- _Problem requirements_: Your task is to copy the listing exactly, with the pictures left out.

====== Dataset ======

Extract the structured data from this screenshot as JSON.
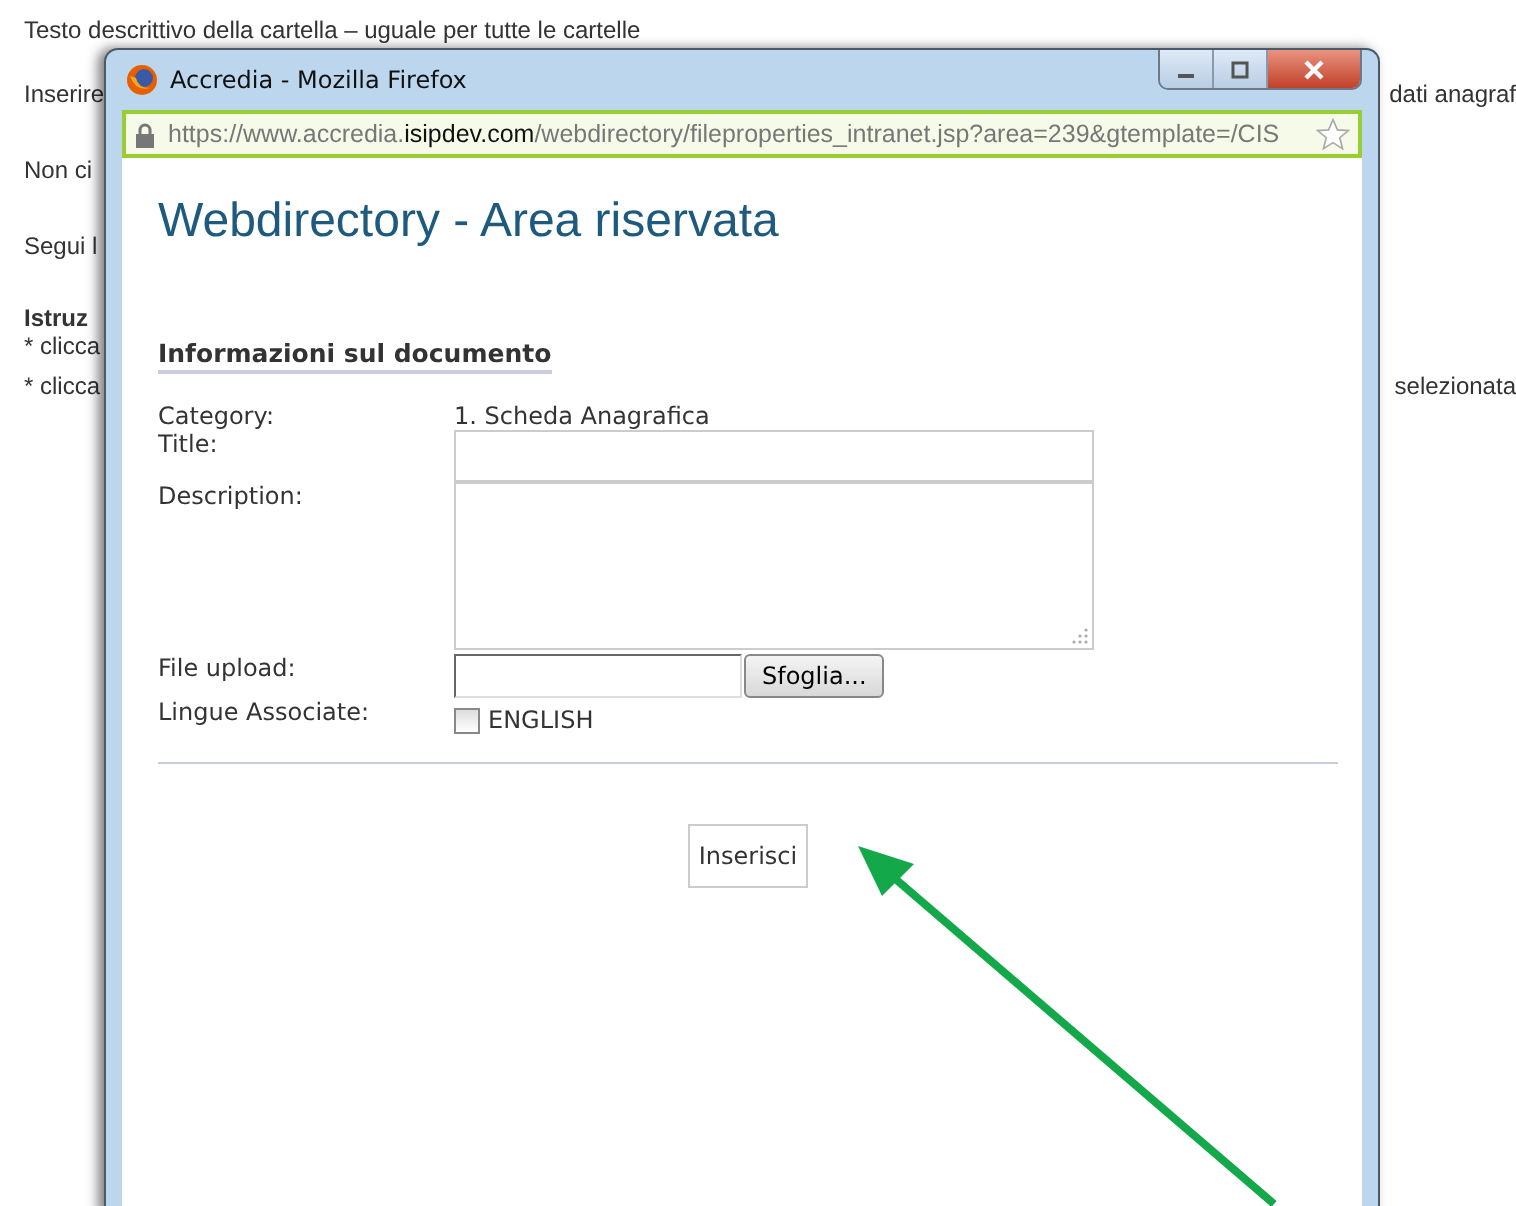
{
  "background_page": {
    "lines": [
      {
        "kind": "text",
        "left": "Testo descrittivo della cartella – uguale per tutte le cartelle"
      },
      {
        "kind": "text",
        "left": "Inserire",
        "right": "dati anagraf"
      },
      {
        "kind": "text",
        "left": "Non ci"
      },
      {
        "kind": "text",
        "left": "Segui l"
      },
      {
        "kind": "heading",
        "left": "Istruz"
      },
      {
        "kind": "text",
        "left": "* clicca"
      },
      {
        "kind": "text",
        "left": "* clicca",
        "right": "selezionata"
      }
    ]
  },
  "window": {
    "title": "Accredia - Mozilla Firefox",
    "url": "https://www.accredia.**isipdev.com**/webdirectory/fileproperties_intranet.jsp?area=239&gtemplate=/CIS"
  },
  "page": {
    "heading": "Webdirectory - Area riservata",
    "section": "Informazioni sul documento",
    "fields": [
      {
        "kind": "text",
        "label": "Category:",
        "value": "1. Scheda Anagrafica"
      },
      {
        "kind": "input",
        "label": "Title:"
      },
      {
        "kind": "textarea",
        "label": "Description:"
      },
      {
        "kind": "file",
        "label": "File upload:",
        "button": "Sfoglia..."
      },
      {
        "kind": "checkbox",
        "label": "Lingue Associate:",
        "option": "ENGLISH",
        "checked": false
      }
    ],
    "submit": "Inserisci"
  }
}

======

- _Exercise output_:
Extract the structured data from this screenshot as JSON.
{
  "background_page": {
    "lines": [
      {
        "kind": "text",
        "left": "Testo descrittivo della cartella – uguale per tutte le cartelle"
      },
      {
        "kind": "text",
        "left": "Inserire",
        "right": "dati anagraf"
      },
      {
        "kind": "text",
        "left": "Non ci"
      },
      {
        "kind": "text",
        "left": "Segui l"
      },
      {
        "kind": "heading",
        "left": "Istruz"
      },
      {
        "kind": "text",
        "left": "* clicca"
      },
      {
        "kind": "text",
        "left": "* clicca",
        "right": "selezionata"
      }
    ]
  },
  "window": {
    "title": "Accredia - Mozilla Firefox",
    "url": "https://www.accredia.**isipdev.com**/webdirectory/fileproperties_intranet.jsp?area=239&gtemplate=/CIS"
  },
  "page": {
    "heading": "Webdirectory - Area riservata",
    "section": "Informazioni sul documento",
    "fields": [
      {
        "kind": "text",
        "label": "Category:",
        "value": "1. Scheda Anagrafica"
      },
      {
        "kind": "input",
        "label": "Title:"
      },
      {
        "kind": "textarea",
        "label": "Description:"
      },
      {
        "kind": "file",
        "label": "File upload:",
        "button": "Sfoglia..."
      },
      {
        "kind": "checkbox",
        "label": "Lingue Associate:",
        "option": "ENGLISH",
        "checked": false
      }
    ],
    "submit": "Inserisci"
  }
}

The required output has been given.